* [Instructions to follow]: Gather up every line that includes the string "documents".
___ Information given
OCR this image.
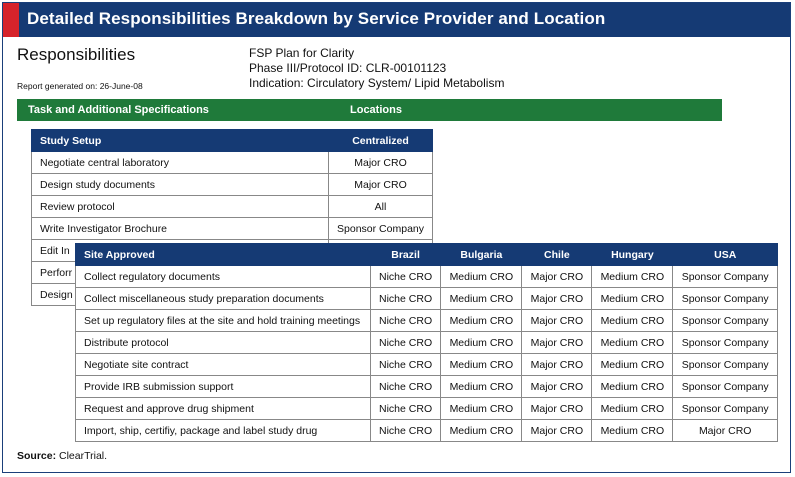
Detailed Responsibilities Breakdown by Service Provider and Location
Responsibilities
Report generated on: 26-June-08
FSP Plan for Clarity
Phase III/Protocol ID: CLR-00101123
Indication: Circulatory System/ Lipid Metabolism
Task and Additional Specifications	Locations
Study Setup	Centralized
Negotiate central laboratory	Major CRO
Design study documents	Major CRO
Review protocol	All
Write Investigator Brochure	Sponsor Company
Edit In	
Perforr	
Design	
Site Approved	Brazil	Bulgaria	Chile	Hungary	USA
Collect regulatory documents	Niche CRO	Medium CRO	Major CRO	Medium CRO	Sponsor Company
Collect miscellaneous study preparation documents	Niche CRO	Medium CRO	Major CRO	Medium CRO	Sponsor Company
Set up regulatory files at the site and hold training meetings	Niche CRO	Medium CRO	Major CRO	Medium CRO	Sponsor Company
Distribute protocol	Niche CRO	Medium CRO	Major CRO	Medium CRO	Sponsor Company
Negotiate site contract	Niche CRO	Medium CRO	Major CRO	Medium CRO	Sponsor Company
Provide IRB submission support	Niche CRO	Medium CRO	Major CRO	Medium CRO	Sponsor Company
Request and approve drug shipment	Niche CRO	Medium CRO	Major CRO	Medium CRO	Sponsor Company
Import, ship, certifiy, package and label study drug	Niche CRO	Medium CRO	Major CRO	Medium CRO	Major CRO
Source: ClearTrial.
______
* [Full solution]:
Design study documents	Major CRO
Collect regulatory documents	Niche CRO	Medium CRO	Major CRO	Medium CRO	Sponsor Company
Collect miscellaneous study preparation documents	Niche CRO	Medium CRO	Major CRO	Medium CRO	Sponsor Company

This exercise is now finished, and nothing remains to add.